— Task requirements —
Can you render every line of the items below as a JSON list of strings, one string per line, with blank lines and the pictures left out?

— Material —
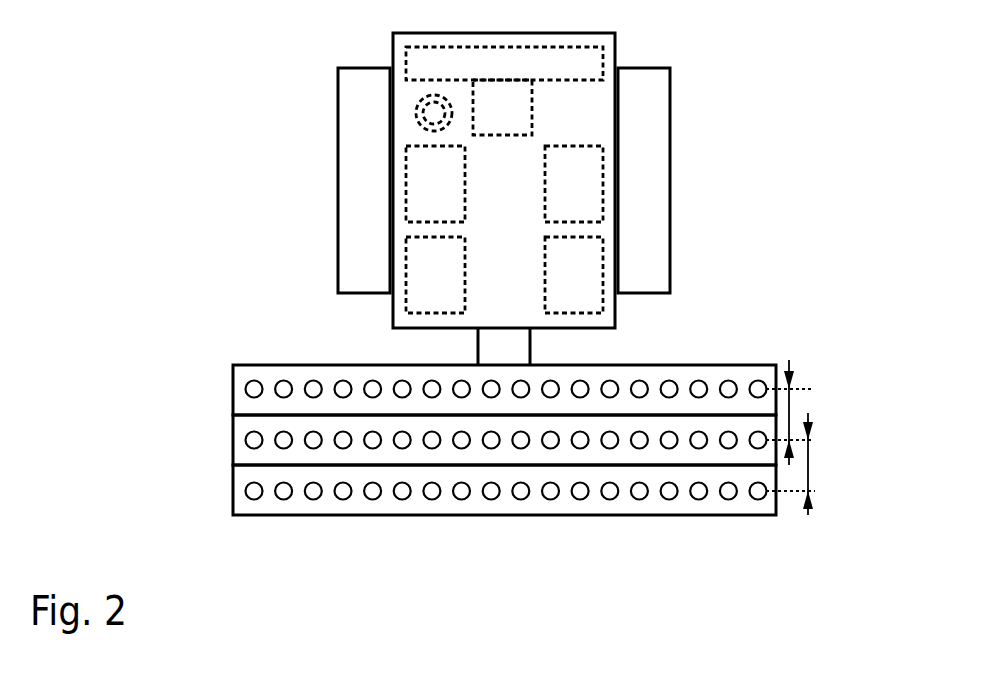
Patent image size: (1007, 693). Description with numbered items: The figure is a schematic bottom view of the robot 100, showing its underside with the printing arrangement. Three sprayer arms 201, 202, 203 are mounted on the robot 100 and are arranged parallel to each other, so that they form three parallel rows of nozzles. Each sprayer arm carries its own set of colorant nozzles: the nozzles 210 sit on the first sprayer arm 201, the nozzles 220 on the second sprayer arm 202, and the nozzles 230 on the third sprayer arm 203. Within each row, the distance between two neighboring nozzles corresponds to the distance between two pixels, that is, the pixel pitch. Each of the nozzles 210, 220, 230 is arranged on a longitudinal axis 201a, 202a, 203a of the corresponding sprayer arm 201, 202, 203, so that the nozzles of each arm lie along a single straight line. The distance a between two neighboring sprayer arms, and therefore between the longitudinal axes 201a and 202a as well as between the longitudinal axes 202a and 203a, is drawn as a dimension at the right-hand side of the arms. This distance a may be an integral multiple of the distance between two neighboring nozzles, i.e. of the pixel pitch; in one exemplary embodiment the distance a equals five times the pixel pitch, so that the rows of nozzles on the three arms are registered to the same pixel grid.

The robot 100 is at (270, 126).
The sprayer arm 201 is at (232, 488).
The sprayer arm 202 is at (232, 437).
The sprayer arm 203 is at (232, 378).
The nozzle 210 is at (455, 499).
The nozzle 220 is at (605, 449).
The nozzle 230 is at (700, 380).
The longitudinal axis 201a is at (815, 491).
The longitudinal axis 202a is at (813, 440).
The longitudinal axis 203a is at (813, 389).
The distance a is at (793, 366).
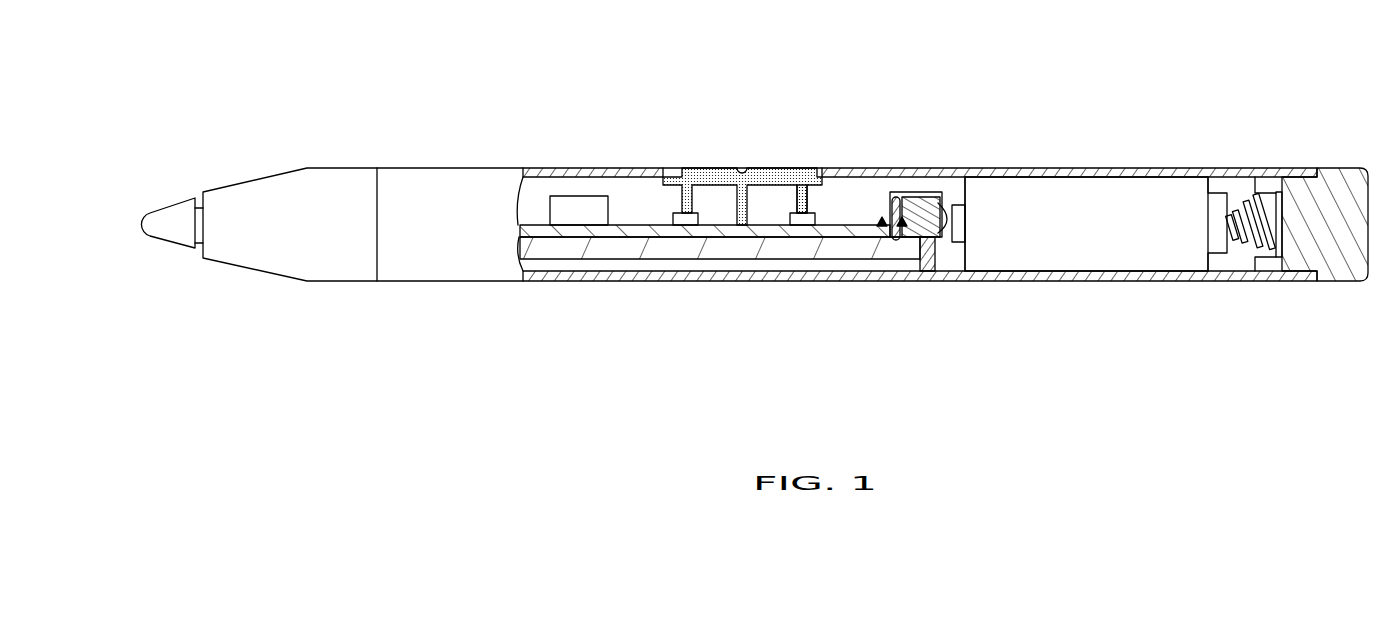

— Reply —
[
  "Patent image size: (1007, 693). Description with numbered items: The figure is a schematic bottom view of the robot 100, showing its underside with the printing arrangement. Three sprayer arms 201, 202, 203 are mounted on the robot 100 and are arranged parallel to each other, so that they form three parallel rows of nozzles. Each sprayer arm carries its own set of colorant nozzles: the nozzles 210 sit on the first sprayer arm 201, the nozzles 220 on the second sprayer arm 202, and the nozzles 230 on the third sprayer arm 203. Within each row, the distance between two neighboring nozzles corresponds to the distance between two pixels, that is, the pixel pitch. Each of the nozzles 210, 220, 230 is arranged on a longitudinal axis 201a, 202a, 203a of the corresponding sprayer arm 201, 202, 203, so that the nozzles of each arm lie along a single straight line. The distance a between two neighboring sprayer arms, and therefore between the longitudinal axes 201a and 202a as well as between the longitudinal axes 202a and 203a, is drawn as a dimension at the right-hand side of the arms. This distance a may be an integral multiple of the distance between two neighboring nozzles, i.e. of the pixel pitch; in one exemplary embodiment the distance a equals five times the pixel pitch, so that the rows of nozzles on the three arms are registered to the same pixel grid.",
  "The robot 100 is at (270, 126).",
  "The sprayer arm 201 is at (232, 488).",
  "The sprayer arm 202 is at (232, 437).",
  "The sprayer arm 203 is at (232, 378).",
  "The nozzle 210 is at (455, 499).",
  "The nozzle 220 is at (605, 449).",
  "The nozzle 230 is at (700, 380).",
  "The longitudinal axis 201a is at (815, 491).",
  "The longitudinal axis 202a is at (813, 440).",
  "The longitudinal axis 203a is at (813, 389).",
  "The distance a is at (793, 366)."
]